Supplied entries.

---

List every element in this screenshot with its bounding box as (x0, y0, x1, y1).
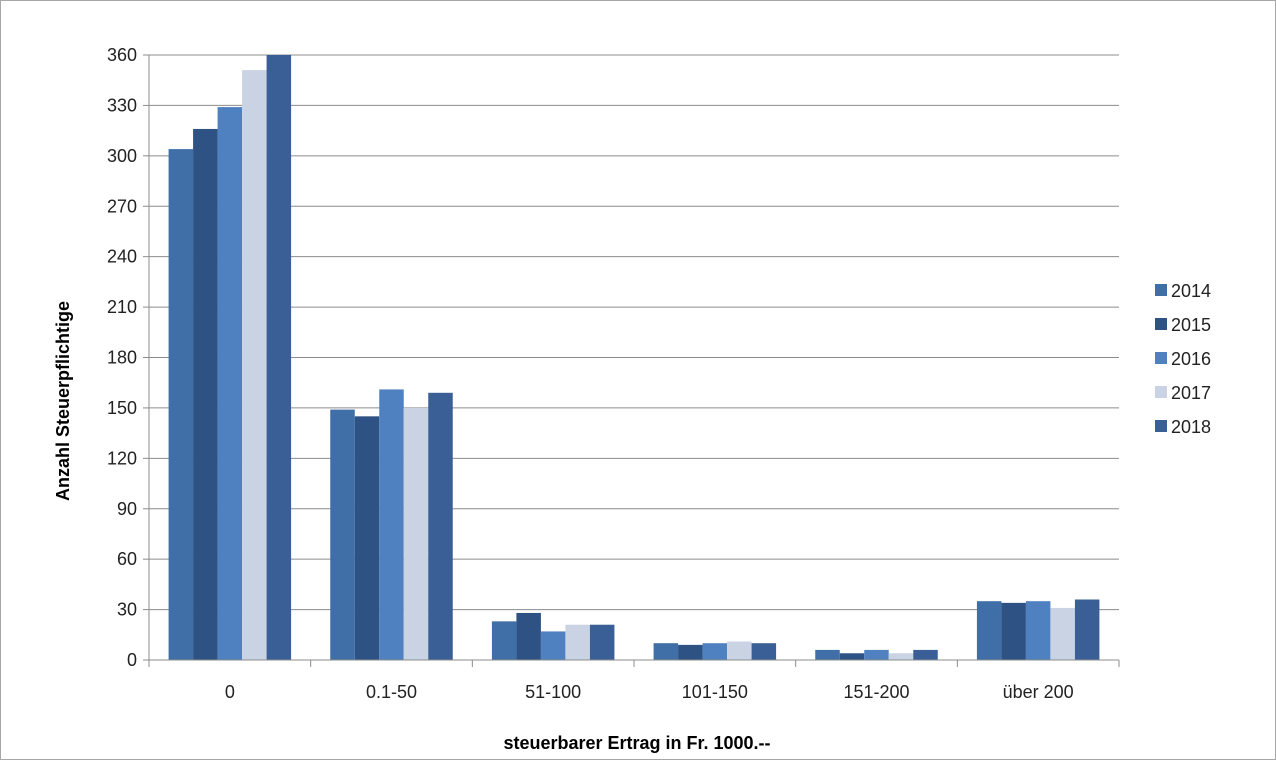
y-tick-label: 150 (107, 398, 137, 418)
legend-swatch-2014 (1155, 284, 1167, 296)
gridlines (143, 54, 1119, 661)
y-tick-label: 120 (107, 448, 137, 468)
bar-2015-2 (354, 416, 380, 660)
y-tick-label: 180 (107, 348, 137, 368)
legend-label-2018: 2018 (1171, 417, 1211, 437)
bar-2017-6 (1050, 607, 1075, 660)
legend-label-2016: 2016 (1171, 349, 1211, 369)
legend-swatch-2016 (1155, 352, 1167, 364)
bar-2016-1 (217, 107, 243, 660)
bar-2018-4 (751, 643, 777, 660)
x-tick-labels: 0 0.1-50 51-100 101-150 151-200 über 200 (225, 682, 1074, 702)
bar-2017-1 (242, 70, 267, 660)
x-tick-label: 151-200 (843, 682, 909, 702)
legend-swatch-2017 (1155, 386, 1167, 398)
y-tick-label: 360 (107, 45, 137, 65)
bar-2015-1 (193, 128, 218, 660)
bar-2018-2 (428, 392, 453, 660)
bar-2018-5 (913, 649, 938, 660)
bar-2014-3 (491, 621, 517, 660)
y-tick-label: 60 (117, 549, 137, 569)
x-tick-label: 0.1-50 (366, 682, 417, 702)
legend-swatch-2018 (1155, 420, 1167, 432)
legend-label-2015: 2015 (1171, 315, 1211, 335)
bar-2017-5 (888, 653, 914, 660)
bar-2016-5 (864, 649, 889, 660)
x-tick-label: 51-100 (525, 682, 581, 702)
bar-2015-4 (678, 644, 703, 660)
bar-2018-6 (1074, 599, 1100, 660)
y-tick-label: 0 (127, 650, 137, 670)
bar-2015-5 (839, 653, 865, 660)
x-tick-label: 0 (225, 682, 235, 702)
legend-swatch-2015 (1155, 318, 1167, 330)
bar-2014-1 (168, 149, 194, 660)
bar-2016-2 (379, 389, 404, 660)
bar-2016-3 (540, 631, 566, 660)
y-tick-label: 30 (117, 600, 137, 620)
legend-label-2017: 2017 (1171, 383, 1211, 403)
bar-2015-6 (1001, 602, 1026, 660)
y-tick-labels: 0 30 60 90 120 150 180 210 240 270 300 330 360 (107, 45, 137, 670)
y-tick-label: 90 (117, 499, 137, 519)
bar-2018-1 (266, 55, 292, 660)
y-tick-label: 330 (107, 95, 137, 115)
bar-2016-4 (702, 643, 728, 660)
bar-2014-2 (330, 409, 355, 660)
y-tick-label: 240 (107, 247, 137, 267)
x-tick-label: 101-150 (682, 682, 748, 702)
legend: 2014 2015 2016 2017 2018 (1155, 281, 1211, 437)
bar-2014-5 (815, 649, 840, 660)
bar-2017-4 (727, 641, 752, 660)
bars (168, 55, 1100, 660)
x-tick-label: über 200 (1003, 682, 1074, 702)
y-axis-title: Anzahl Steuerpflichtige (53, 301, 73, 501)
y-tick-label: 300 (107, 146, 137, 166)
bar-2017-3 (565, 624, 590, 660)
bar-2018-3 (589, 624, 615, 660)
x-axis-title: steuerbarer Ertrag in Fr. 1000.-- (503, 733, 770, 753)
bar-2016-6 (1025, 601, 1051, 660)
bar-2014-4 (653, 643, 679, 660)
y-tick-label: 210 (107, 297, 137, 317)
axes (148, 55, 1120, 667)
legend-label-2014: 2014 (1171, 281, 1211, 301)
y-tick-label: 270 (107, 196, 137, 216)
bar-2014-6 (976, 601, 1002, 660)
bar-2017-2 (403, 407, 429, 660)
bar-2015-3 (516, 612, 541, 660)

---

Request. Write out every line of the records above word for word, leaving out the pictures.

Written answer.
List every element in this screenshot with its bounding box as (x0, y0, x1, y1).
y-tick-label: 150 (107, 398, 137, 418)
legend-swatch-2014 (1155, 284, 1167, 296)
gridlines (143, 54, 1119, 661)
y-tick-label: 120 (107, 448, 137, 468)
bar-2015-2 (354, 416, 380, 660)
y-tick-label: 180 (107, 348, 137, 368)
legend-label-2018: 2018 (1171, 417, 1211, 437)
bar-2017-6 (1050, 607, 1075, 660)
legend-label-2016: 2016 (1171, 349, 1211, 369)
legend-swatch-2016 (1155, 352, 1167, 364)
bar-2016-1 (217, 107, 243, 660)
bar-2018-4 (751, 643, 777, 660)
x-tick-labels: 0 0.1-50 51-100 101-150 151-200 über 200 (225, 682, 1074, 702)
bar-2017-1 (242, 70, 267, 660)
x-tick-label: 151-200 (843, 682, 909, 702)
legend-swatch-2017 (1155, 386, 1167, 398)
y-tick-label: 360 (107, 45, 137, 65)
bar-2015-1 (193, 128, 218, 660)
bar-2018-2 (428, 392, 453, 660)
bar-2018-5 (913, 649, 938, 660)
bar-2014-3 (491, 621, 517, 660)
y-tick-label: 60 (117, 549, 137, 569)
x-tick-label: 0.1-50 (366, 682, 417, 702)
legend-swatch-2018 (1155, 420, 1167, 432)
legend-label-2015: 2015 (1171, 315, 1211, 335)
bar-2017-5 (888, 653, 914, 660)
bar-2016-5 (864, 649, 889, 660)
x-tick-label: 51-100 (525, 682, 581, 702)
bar-2015-4 (678, 644, 703, 660)
bar-2018-6 (1074, 599, 1100, 660)
y-tick-label: 0 (127, 650, 137, 670)
bar-2015-5 (839, 653, 865, 660)
x-tick-label: 0 (225, 682, 235, 702)
legend-swatch-2015 (1155, 318, 1167, 330)
bar-2014-1 (168, 149, 194, 660)
bar-2016-2 (379, 389, 404, 660)
bar-2016-3 (540, 631, 566, 660)
y-tick-label: 30 (117, 600, 137, 620)
legend-label-2017: 2017 (1171, 383, 1211, 403)
bar-2015-6 (1001, 602, 1026, 660)
y-tick-labels: 0 30 60 90 120 150 180 210 240 270 300 330 360 (107, 45, 137, 670)
y-tick-label: 90 (117, 499, 137, 519)
bar-2018-1 (266, 55, 292, 660)
y-tick-label: 330 (107, 95, 137, 115)
bar-2016-4 (702, 643, 728, 660)
bar-2014-2 (330, 409, 355, 660)
y-tick-label: 240 (107, 247, 137, 267)
x-tick-label: 101-150 (682, 682, 748, 702)
legend: 2014 2015 2016 2017 2018 (1155, 281, 1211, 437)
bar-2014-5 (815, 649, 840, 660)
bar-2017-4 (727, 641, 752, 660)
bars (168, 55, 1100, 660)
x-tick-label: über 200 (1003, 682, 1074, 702)
y-axis-title: Anzahl Steuerpflichtige (53, 301, 73, 501)
y-tick-label: 300 (107, 146, 137, 166)
bar-2017-3 (565, 624, 590, 660)
bar-2018-3 (589, 624, 615, 660)
x-axis-title: steuerbarer Ertrag in Fr. 1000.-- (503, 733, 770, 753)
bar-2016-6 (1025, 601, 1051, 660)
bar-2014-4 (653, 643, 679, 660)
y-tick-label: 210 (107, 297, 137, 317)
axes (148, 55, 1120, 667)
legend-label-2014: 2014 (1171, 281, 1211, 301)
y-tick-label: 270 (107, 196, 137, 216)
bar-2014-6 (976, 601, 1002, 660)
bar-2017-2 (403, 407, 429, 660)
bar-2015-3 (516, 612, 541, 660)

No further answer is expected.